Information supplied –
================
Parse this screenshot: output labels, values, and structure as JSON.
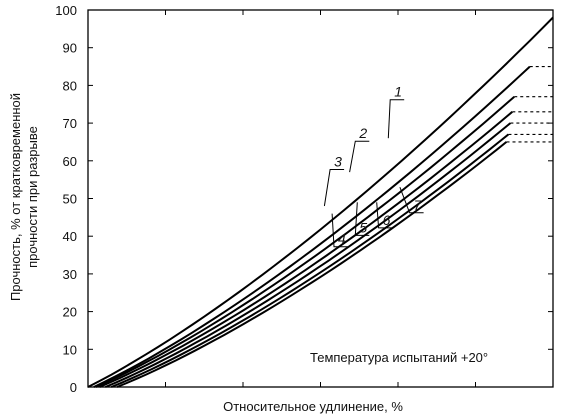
{
  "chart_data": {
    "type": "line",
    "ylabel_line1": "Прочность, % от кратковременной",
    "ylabel_line2": "прочности при разрыве",
    "xlabel": "Относительное удлинение, %",
    "annotation": "Температура испытаний +20°",
    "ylim": [
      0,
      100
    ],
    "xlim": [
      0,
      12
    ],
    "x_ticks": [
      0,
      2,
      4,
      6,
      8,
      10,
      12
    ],
    "y_ticks": [
      0,
      10,
      20,
      30,
      40,
      50,
      60,
      70,
      80,
      90,
      100
    ],
    "y_tick_labels": [
      "0",
      "10",
      "20",
      "30",
      "40",
      "50",
      "60",
      "70",
      "80",
      "90",
      "100"
    ],
    "grid": false,
    "series": [
      {
        "name": "",
        "start_x": 0.0,
        "end": [
          12.0,
          98
        ],
        "plateau": null,
        "color": "#000000"
      },
      {
        "name": "1",
        "start_x": 0.15,
        "end": [
          11.4,
          85
        ],
        "plateau": [
          11.4,
          12.0,
          85
        ],
        "color": "#000000"
      },
      {
        "name": "2",
        "start_x": 0.2,
        "end": [
          11.0,
          77
        ],
        "plateau": [
          11.0,
          12.0,
          77
        ],
        "color": "#000000"
      },
      {
        "name": "3",
        "start_x": 0.3,
        "end": [
          10.95,
          73
        ],
        "plateau": [
          10.95,
          12.0,
          73
        ],
        "color": "#000000"
      },
      {
        "name": "4",
        "start_x": 0.45,
        "end": [
          10.9,
          70
        ],
        "plateau": [
          10.9,
          12.0,
          70
        ],
        "color": "#000000"
      },
      {
        "name": "5",
        "start_x": 0.6,
        "end": [
          10.85,
          67
        ],
        "plateau": [
          10.85,
          12.0,
          67
        ],
        "color": "#000000"
      },
      {
        "name": "6",
        "start_x": 0.75,
        "end": [
          10.8,
          65
        ],
        "plateau": [
          10.8,
          12.0,
          65
        ],
        "color": "#000000"
      }
    ],
    "curve_labels": [
      {
        "text": "1",
        "x": 7.85,
        "y": 77,
        "anchor": [
          7.75,
          66
        ]
      },
      {
        "text": "2",
        "x": 6.95,
        "y": 66,
        "anchor": [
          6.75,
          57
        ]
      },
      {
        "text": "3",
        "x": 6.3,
        "y": 58.5,
        "anchor": [
          6.1,
          48
        ]
      },
      {
        "text": "4",
        "x": 6.4,
        "y": 38,
        "anchor": [
          6.3,
          46
        ]
      },
      {
        "text": "5",
        "x": 6.95,
        "y": 41,
        "anchor": [
          6.95,
          49
        ]
      },
      {
        "text": "6",
        "x": 7.55,
        "y": 43,
        "anchor": [
          7.45,
          49
        ]
      },
      {
        "text": "7",
        "x": 8.35,
        "y": 47,
        "anchor": [
          8.05,
          53
        ]
      }
    ]
  }
}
================
Aim of the exercise –
The word "name" may appear on some lines of these records; state how many such lines there are, and nothing else.

Expected answer –
7